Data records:
○ ○ ○ ○

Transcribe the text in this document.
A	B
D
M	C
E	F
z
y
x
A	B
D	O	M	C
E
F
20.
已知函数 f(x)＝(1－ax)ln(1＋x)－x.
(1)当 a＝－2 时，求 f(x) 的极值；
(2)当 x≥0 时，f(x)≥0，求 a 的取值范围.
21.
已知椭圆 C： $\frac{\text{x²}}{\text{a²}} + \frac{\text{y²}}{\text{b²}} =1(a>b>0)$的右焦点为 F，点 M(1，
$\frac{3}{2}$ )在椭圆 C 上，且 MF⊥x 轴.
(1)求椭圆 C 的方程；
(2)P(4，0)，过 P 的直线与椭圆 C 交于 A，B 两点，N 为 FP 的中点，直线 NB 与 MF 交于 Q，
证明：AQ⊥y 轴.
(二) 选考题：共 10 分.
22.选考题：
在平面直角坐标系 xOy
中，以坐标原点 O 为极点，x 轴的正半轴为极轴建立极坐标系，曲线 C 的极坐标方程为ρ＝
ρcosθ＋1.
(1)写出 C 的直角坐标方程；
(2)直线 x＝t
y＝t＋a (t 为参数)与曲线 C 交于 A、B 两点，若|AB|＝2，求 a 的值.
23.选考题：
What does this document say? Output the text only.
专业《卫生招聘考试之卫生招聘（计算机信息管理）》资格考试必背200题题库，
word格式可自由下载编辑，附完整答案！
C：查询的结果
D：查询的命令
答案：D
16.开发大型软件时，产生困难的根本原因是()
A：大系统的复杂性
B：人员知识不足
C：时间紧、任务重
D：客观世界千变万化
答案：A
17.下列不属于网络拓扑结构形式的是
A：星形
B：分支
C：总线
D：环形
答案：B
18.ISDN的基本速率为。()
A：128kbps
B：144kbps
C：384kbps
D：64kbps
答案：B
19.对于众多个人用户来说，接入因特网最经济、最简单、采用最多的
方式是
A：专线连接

○ ○ ○ ○

- [DIRECTIVE]
Write each line above out exactly.

- [TASK ANSWER]
Transcribe the text in this document.
A	B
D
M	C
E	F
z
y
x
A	B
D	O	M	C
E
F
20.
已知函数 f(x)＝(1－ax)ln(1＋x)－x.
(1)当 a＝－2 时，求 f(x) 的极值；
(2)当 x≥0 时，f(x)≥0，求 a 的取值范围.
21.
已知椭圆 C： $\frac{\text{x²}}{\text{a²}} + \frac{\text{y²}}{\text{b²}} =1(a>b>0)$的右焦点为 F，点 M(1，
$\frac{3}{2}$ )在椭圆 C 上，且 MF⊥x 轴.
(1)求椭圆 C 的方程；
(2)P(4，0)，过 P 的直线与椭圆 C 交于 A，B 两点，N 为 FP 的中点，直线 NB 与 MF 交于 Q，
证明：AQ⊥y 轴.
(二) 选考题：共 10 分.
22.选考题：
在平面直角坐标系 xOy
中，以坐标原点 O 为极点，x 轴的正半轴为极轴建立极坐标系，曲线 C 的极坐标方程为ρ＝
ρcosθ＋1.
(1)写出 C 的直角坐标方程；
(2)直线 x＝t
y＝t＋a (t 为参数)与曲线 C 交于 A、B 两点，若|AB|＝2，求 a 的值.
23.选考题：
What does this document say? Output the text only.
专业《卫生招聘考试之卫生招聘（计算机信息管理）》资格考试必背200题题库，
word格式可自由下载编辑，附完整答案！
C：查询的结果
D：查询的命令
答案：D
16.开发大型软件时，产生困难的根本原因是()
A：大系统的复杂性
B：人员知识不足
C：时间紧、任务重
D：客观世界千变万化
答案：A
17.下列不属于网络拓扑结构形式的是
A：星形
B：分支
C：总线
D：环形
答案：B
18.ISDN的基本速率为。()
A：128kbps
B：144kbps
C：384kbps
D：64kbps
答案：B
19.对于众多个人用户来说，接入因特网最经济、最简单、采用最多的
方式是
A：专线连接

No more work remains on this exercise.